### TASK
Restate the data word for word and leave the images out.

### DATA ENTRIES
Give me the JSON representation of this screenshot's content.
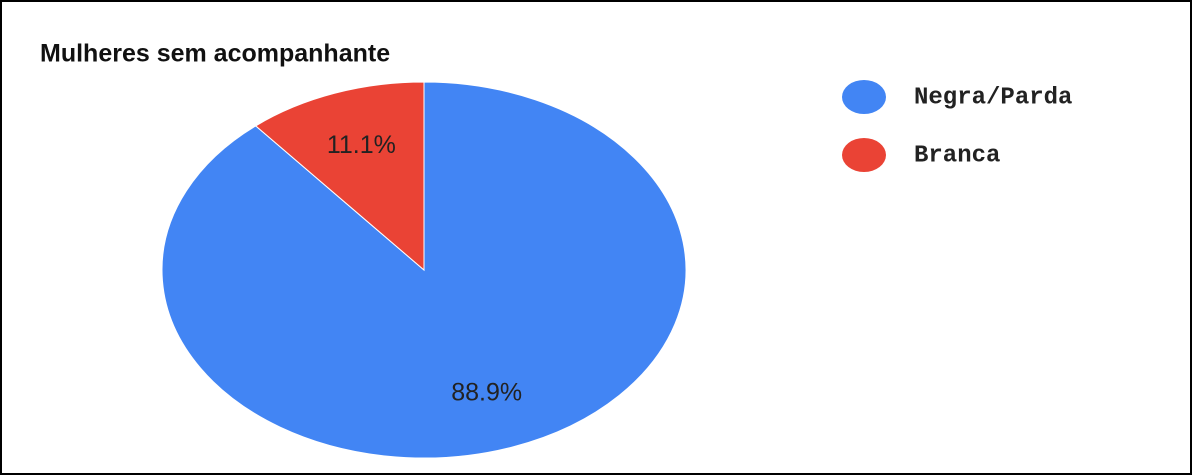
{
  "chart_data": {
    "type": "pie",
    "title": "Mulheres sem acompanhante",
    "categories": [
      "Negra/Parda",
      "Branca"
    ],
    "values": [
      88.9,
      11.1
    ],
    "value_labels": [
      "88.9%",
      "11.1%"
    ],
    "colors": [
      "#4285f4",
      "#ea4335"
    ]
  }
}
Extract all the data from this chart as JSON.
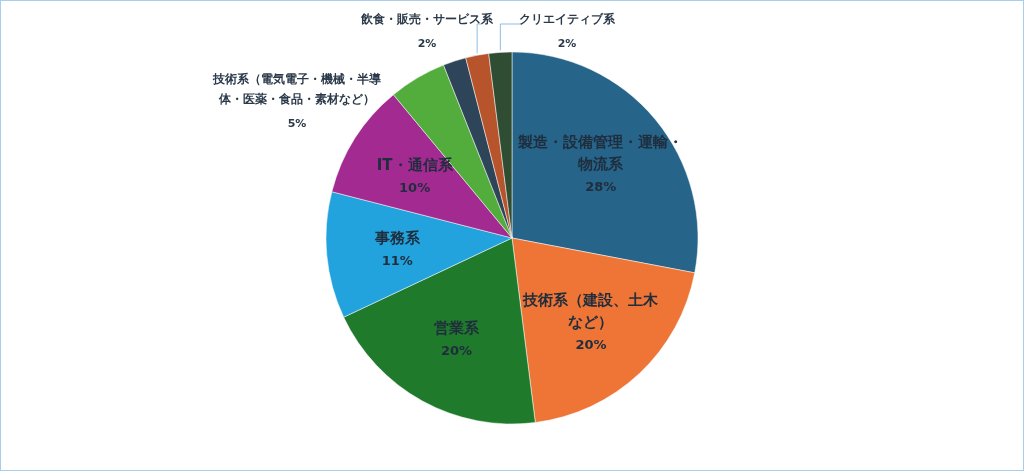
{
  "chart_data": {
    "type": "pie",
    "categories": [
      "製造・設備管理・運輸・物流系",
      "技術系（建設、土木など）",
      "営業系",
      "事務系",
      "IT・通信系",
      "技術系（電気電子・機械・半導体・医薬・食品・素材など）",
      null,
      "飲食・販売・サービス系",
      "クリエイティブ系"
    ],
    "values": [
      28,
      20,
      20,
      11,
      10,
      5,
      2,
      2,
      2
    ],
    "colors": [
      "#27648a",
      "#ee7535",
      "#1f7a2b",
      "#22a3de",
      "#a22a90",
      "#52ad3c",
      "#2d4459",
      "#b8542b",
      "#2f4d32"
    ],
    "value_labels": [
      "28%",
      "20%",
      "20%",
      "11%",
      "10%",
      "5%",
      null,
      "2%",
      "2%"
    ]
  }
}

### RESULT FOR THIS TASK
Give me the JSON representation of this screenshot's content.
{
  "chart_data": {
    "type": "pie",
    "title": "Mulheres sem acompanhante",
    "categories": [
      "Negra/Parda",
      "Branca"
    ],
    "values": [
      88.9,
      11.1
    ],
    "value_labels": [
      "88.9%",
      "11.1%"
    ],
    "colors": [
      "#4285f4",
      "#ea4335"
    ]
  }
}
Extract all the data from this chart as JSON.
{
  "chart_data": {
    "type": "pie",
    "categories": [
      "製造・設備管理・運輸・物流系",
      "技術系（建設、土木など）",
      "営業系",
      "事務系",
      "IT・通信系",
      "技術系（電気電子・機械・半導体・医薬・食品・素材など）",
      null,
      "飲食・販売・サービス系",
      "クリエイティブ系"
    ],
    "values": [
      28,
      20,
      20,
      11,
      10,
      5,
      2,
      2,
      2
    ],
    "colors": [
      "#27648a",
      "#ee7535",
      "#1f7a2b",
      "#22a3de",
      "#a22a90",
      "#52ad3c",
      "#2d4459",
      "#b8542b",
      "#2f4d32"
    ],
    "value_labels": [
      "28%",
      "20%",
      "20%",
      "11%",
      "10%",
      "5%",
      null,
      "2%",
      "2%"
    ]
  }
}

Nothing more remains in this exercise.